Records excerpted from a collection
○ ○ ○ ○
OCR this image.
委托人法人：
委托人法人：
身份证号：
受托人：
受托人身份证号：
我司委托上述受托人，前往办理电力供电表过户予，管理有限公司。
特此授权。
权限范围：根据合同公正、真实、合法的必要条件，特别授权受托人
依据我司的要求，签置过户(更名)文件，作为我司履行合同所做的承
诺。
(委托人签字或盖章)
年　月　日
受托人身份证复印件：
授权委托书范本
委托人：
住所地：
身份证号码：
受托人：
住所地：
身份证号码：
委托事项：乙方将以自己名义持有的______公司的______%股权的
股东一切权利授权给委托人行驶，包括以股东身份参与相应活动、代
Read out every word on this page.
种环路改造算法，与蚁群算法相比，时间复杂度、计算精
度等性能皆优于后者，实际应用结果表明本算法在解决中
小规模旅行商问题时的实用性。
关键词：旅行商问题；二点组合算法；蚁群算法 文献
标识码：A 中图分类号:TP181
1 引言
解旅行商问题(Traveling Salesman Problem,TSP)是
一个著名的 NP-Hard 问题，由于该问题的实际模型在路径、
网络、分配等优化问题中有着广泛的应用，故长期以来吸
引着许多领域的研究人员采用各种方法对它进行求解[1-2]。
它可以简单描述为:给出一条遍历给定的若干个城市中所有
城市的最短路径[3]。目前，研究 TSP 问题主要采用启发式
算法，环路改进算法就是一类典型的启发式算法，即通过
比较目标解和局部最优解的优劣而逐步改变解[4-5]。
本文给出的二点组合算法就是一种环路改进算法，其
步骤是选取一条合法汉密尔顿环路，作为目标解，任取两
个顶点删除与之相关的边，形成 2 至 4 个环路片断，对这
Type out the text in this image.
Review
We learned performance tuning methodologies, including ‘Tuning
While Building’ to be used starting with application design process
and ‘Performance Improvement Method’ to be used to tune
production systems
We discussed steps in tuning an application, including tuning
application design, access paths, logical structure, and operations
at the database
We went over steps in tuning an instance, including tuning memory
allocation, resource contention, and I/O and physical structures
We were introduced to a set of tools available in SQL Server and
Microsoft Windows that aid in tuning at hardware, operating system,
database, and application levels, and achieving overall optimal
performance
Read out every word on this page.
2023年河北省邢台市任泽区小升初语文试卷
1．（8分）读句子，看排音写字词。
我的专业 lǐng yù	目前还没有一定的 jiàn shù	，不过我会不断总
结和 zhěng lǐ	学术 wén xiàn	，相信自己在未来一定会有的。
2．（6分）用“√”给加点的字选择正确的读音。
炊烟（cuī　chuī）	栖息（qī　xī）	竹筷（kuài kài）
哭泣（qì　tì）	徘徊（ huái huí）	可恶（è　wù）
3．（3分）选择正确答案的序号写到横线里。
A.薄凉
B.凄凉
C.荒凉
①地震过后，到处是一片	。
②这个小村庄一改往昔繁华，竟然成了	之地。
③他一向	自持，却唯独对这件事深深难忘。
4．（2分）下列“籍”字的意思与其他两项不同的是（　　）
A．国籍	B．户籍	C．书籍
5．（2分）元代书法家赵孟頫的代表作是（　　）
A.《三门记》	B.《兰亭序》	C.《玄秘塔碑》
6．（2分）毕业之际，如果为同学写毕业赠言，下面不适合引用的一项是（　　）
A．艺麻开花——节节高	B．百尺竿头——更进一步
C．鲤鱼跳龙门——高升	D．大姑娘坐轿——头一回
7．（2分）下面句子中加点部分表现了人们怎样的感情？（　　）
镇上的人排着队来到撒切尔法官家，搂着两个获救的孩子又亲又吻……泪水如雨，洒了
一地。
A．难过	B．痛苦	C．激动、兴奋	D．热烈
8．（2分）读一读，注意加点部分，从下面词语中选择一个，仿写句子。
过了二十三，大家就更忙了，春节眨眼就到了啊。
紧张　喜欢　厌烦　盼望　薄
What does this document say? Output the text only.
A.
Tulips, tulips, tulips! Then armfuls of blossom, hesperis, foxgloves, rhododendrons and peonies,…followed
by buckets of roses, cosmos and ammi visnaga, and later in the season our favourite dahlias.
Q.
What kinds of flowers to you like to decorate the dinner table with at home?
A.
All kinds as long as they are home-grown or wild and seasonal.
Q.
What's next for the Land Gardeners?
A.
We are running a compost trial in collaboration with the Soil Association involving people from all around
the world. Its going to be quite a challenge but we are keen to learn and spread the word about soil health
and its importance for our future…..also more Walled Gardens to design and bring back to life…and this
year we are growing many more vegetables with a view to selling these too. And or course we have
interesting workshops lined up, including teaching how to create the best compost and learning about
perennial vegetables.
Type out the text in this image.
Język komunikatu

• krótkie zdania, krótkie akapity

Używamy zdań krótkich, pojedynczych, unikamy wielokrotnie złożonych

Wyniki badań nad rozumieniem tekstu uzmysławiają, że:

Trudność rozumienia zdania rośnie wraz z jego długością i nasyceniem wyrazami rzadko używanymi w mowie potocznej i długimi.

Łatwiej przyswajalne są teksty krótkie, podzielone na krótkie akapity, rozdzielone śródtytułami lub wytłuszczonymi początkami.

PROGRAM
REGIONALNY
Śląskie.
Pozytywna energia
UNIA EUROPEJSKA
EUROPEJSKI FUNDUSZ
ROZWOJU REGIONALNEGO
○ ○ ○ ○
* **TASK REQUIREMENTS**
Among the records above, find each line holding the string "What" and pull it out.

* **TASK RESULT**
What does this document say? Output the text only.
What kinds of flowers to you like to decorate the dinner table with at home?
What's next for the Land Gardeners?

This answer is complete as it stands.